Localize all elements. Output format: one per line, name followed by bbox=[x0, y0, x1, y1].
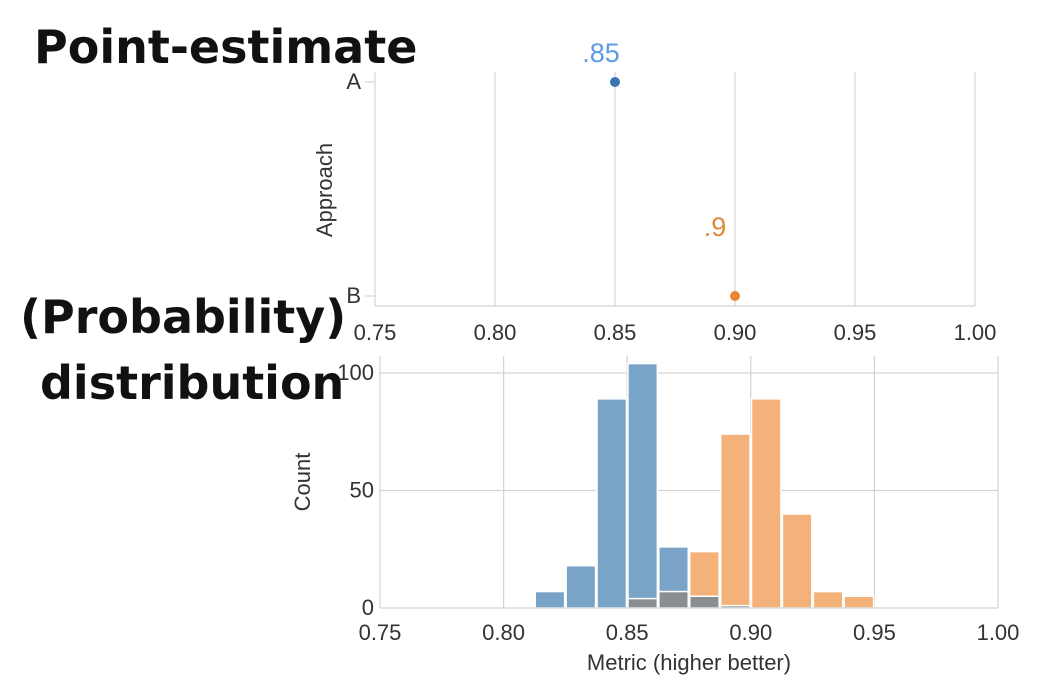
hist-overlap-B bbox=[658, 590, 689, 609]
bottom-x-tick-label: 1.00 bbox=[977, 620, 1020, 645]
hist-bar-B bbox=[750, 398, 782, 609]
point-estimate-chart: 0.75 0.80 0.85 0.90 0.95 1.00 AB Approach .85… bbox=[312, 38, 996, 345]
distribution-heading: distribution bbox=[40, 356, 345, 410]
point-label-B: .9 bbox=[704, 212, 727, 242]
hist-bar-B bbox=[812, 590, 844, 609]
histogram-bars bbox=[534, 362, 875, 609]
hist-bar-A bbox=[596, 398, 628, 609]
top-x-tick-label: 0.90 bbox=[714, 320, 757, 345]
hist-bar-B bbox=[719, 433, 751, 609]
bottom-y-tick-labels: 0 50 100 bbox=[337, 360, 374, 620]
bottom-x-axis-label: Metric (higher better) bbox=[587, 650, 791, 675]
histogram-chart: 0.75 0.80 0.85 0.90 0.95 1.00 0 50 100 Count Me… bbox=[290, 356, 1019, 675]
probability-heading: (Probability) bbox=[20, 290, 347, 344]
bottom-x-tick-labels: 0.75 0.80 0.85 0.90 0.95 1.00 bbox=[359, 620, 1020, 645]
top-grid bbox=[494, 72, 976, 306]
point-label-A: .85 bbox=[582, 38, 620, 68]
top-x-tick-label: 0.95 bbox=[834, 320, 877, 345]
bottom-x-tick-label: 0.85 bbox=[606, 620, 649, 645]
hist-overlap bbox=[689, 595, 720, 609]
point-estimate-heading: Point-estimate bbox=[34, 20, 418, 74]
hist-bar-A bbox=[534, 590, 566, 609]
top-x-tick-label: 0.80 bbox=[474, 320, 517, 345]
bottom-x-tick-label: 0.90 bbox=[729, 620, 772, 645]
bottom-y-tick-label: 0 bbox=[362, 595, 374, 620]
top-y-tick-label: A bbox=[346, 69, 361, 94]
bottom-x-tick-label: 0.75 bbox=[359, 620, 402, 645]
top-x-tick-label: 0.85 bbox=[594, 320, 637, 345]
bottom-x-tick-label: 0.80 bbox=[482, 620, 525, 645]
top-x-tick-labels: 0.75 0.80 0.85 0.90 0.95 1.00 bbox=[354, 320, 997, 345]
top-y-axis-label: Approach bbox=[312, 143, 337, 237]
hist-bar-A bbox=[627, 362, 659, 609]
hist-overlap-B bbox=[627, 597, 659, 609]
bottom-grid bbox=[380, 356, 999, 608]
top-x-tick-label: 0.75 bbox=[354, 320, 397, 345]
top-y-tick-labels: AB bbox=[346, 69, 375, 308]
point-A bbox=[610, 77, 620, 87]
point-B bbox=[730, 291, 740, 301]
bottom-y-tick-label: 50 bbox=[350, 478, 374, 503]
top-x-tick-label: 1.00 bbox=[954, 320, 997, 345]
bottom-y-axis-label: Count bbox=[290, 453, 315, 512]
point-markers: .85 .9 bbox=[582, 38, 740, 301]
top-y-tick-label: B bbox=[346, 283, 361, 308]
hist-bar-A bbox=[565, 564, 597, 609]
hist-bar-B bbox=[843, 595, 875, 609]
bottom-y-tick-label: 100 bbox=[337, 360, 374, 385]
bottom-x-tick-label: 0.95 bbox=[853, 620, 896, 645]
hist-bar-B bbox=[781, 513, 813, 609]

> _Short task_: Can you put every line of the records above into a Markdown table with the columns "Index" (a running row number) and "Entry" (the line itself)? Skip blank lines and leave the pictures out.

> _The completed task_:
| Index | Entry |
|---|---|
| 1 | Localize all elements. Output format: one per line, name followed by bbox=[x0, y0, x1, y1]. |
| 2 | hist-overlap-B bbox=[658, 590, 689, 609] |
| 3 | bottom-x-tick-label: 1.00 bbox=[977, 620, 1020, 645] |
| 4 | hist-bar-B bbox=[750, 398, 782, 609] |
| 5 | point-estimate-chart: 0.75 0.80 0.85 0.90 0.95 1.00 AB Approach .85… bbox=[312, 38, 996, 345] |
| 6 | distribution-heading: distribution bbox=[40, 356, 345, 410] |
| 7 | point-label-B: .9 bbox=[704, 212, 727, 242] |
| 8 | hist-bar-B bbox=[812, 590, 844, 609] |
| 9 | histogram-bars bbox=[534, 362, 875, 609] |
| 10 | hist-bar-A bbox=[596, 398, 628, 609] |
| 11 | top-x-tick-label: 0.90 bbox=[714, 320, 757, 345] |
| 12 | hist-bar-B bbox=[719, 433, 751, 609] |
| 13 | bottom-y-tick-labels: 0 50 100 bbox=[337, 360, 374, 620] |
| 14 | bottom-x-axis-label: Metric (higher better) bbox=[587, 650, 791, 675] |
| 15 | histogram-chart: 0.75 0.80 0.85 0.90 0.95 1.00 0 50 100 Count Me… bbox=[290, 356, 1019, 675] |
| 16 | probability-heading: (Probability) bbox=[20, 290, 347, 344] |
| 17 | bottom-x-tick-labels: 0.75 0.80 0.85 0.90 0.95 1.00 bbox=[359, 620, 1020, 645] |
| 18 | top-grid bbox=[494, 72, 976, 306] |
| 19 | point-label-A: .85 bbox=[582, 38, 620, 68] |
| 20 | top-x-tick-label: 0.95 bbox=[834, 320, 877, 345] |
| 21 | bottom-x-tick-label: 0.85 bbox=[606, 620, 649, 645] |
| 22 | hist-overlap bbox=[689, 595, 720, 609] |
| 23 | point-estimate-heading: Point-estimate bbox=[34, 20, 418, 74] |
| 24 | hist-bar-A bbox=[534, 590, 566, 609] |
| 25 | top-x-tick-label: 0.80 bbox=[474, 320, 517, 345] |
| 26 | bottom-x-tick-label: 0.90 bbox=[729, 620, 772, 645] |
| 27 | bottom-y-tick-label: 0 bbox=[362, 595, 374, 620] |
| 28 | top-y-tick-label: A bbox=[346, 69, 361, 94] |
| 29 | bottom-x-tick-label: 0.75 bbox=[359, 620, 402, 645] |
| 30 | top-x-tick-label: 0.85 bbox=[594, 320, 637, 345] |
| 31 | bottom-x-tick-label: 0.80 bbox=[482, 620, 525, 645] |
| 32 | top-x-tick-labels: 0.75 0.80 0.85 0.90 0.95 1.00 bbox=[354, 320, 997, 345] |
| 33 | top-y-axis-label: Approach bbox=[312, 143, 337, 237] |
| 34 | hist-bar-A bbox=[627, 362, 659, 609] |
| 35 | hist-overlap-B bbox=[627, 597, 659, 609] |
| 36 | bottom-grid bbox=[380, 356, 999, 608] |
| 37 | top-x-tick-label: 0.75 bbox=[354, 320, 397, 345] |
| 38 | top-y-tick-labels: AB bbox=[346, 69, 375, 308] |
| 39 | point-A bbox=[610, 77, 620, 87] |
| 40 | point-B bbox=[730, 291, 740, 301] |
| 41 | bottom-y-tick-label: 50 bbox=[350, 478, 374, 503] |
| 42 | top-x-tick-label: 1.00 bbox=[954, 320, 997, 345] |
| 43 | bottom-y-axis-label: Count bbox=[290, 453, 315, 512] |
| 44 | point-markers: .85 .9 bbox=[582, 38, 740, 301] |
| 45 | top-y-tick-label: B bbox=[346, 283, 361, 308] |
| 46 | hist-bar-A bbox=[565, 564, 597, 609] |
| 47 | hist-bar-B bbox=[843, 595, 875, 609] |
| 48 | bottom-y-tick-label: 100 bbox=[337, 360, 374, 385] |
| 49 | bottom-x-tick-label: 0.95 bbox=[853, 620, 896, 645] |
| 50 | hist-bar-B bbox=[781, 513, 813, 609] |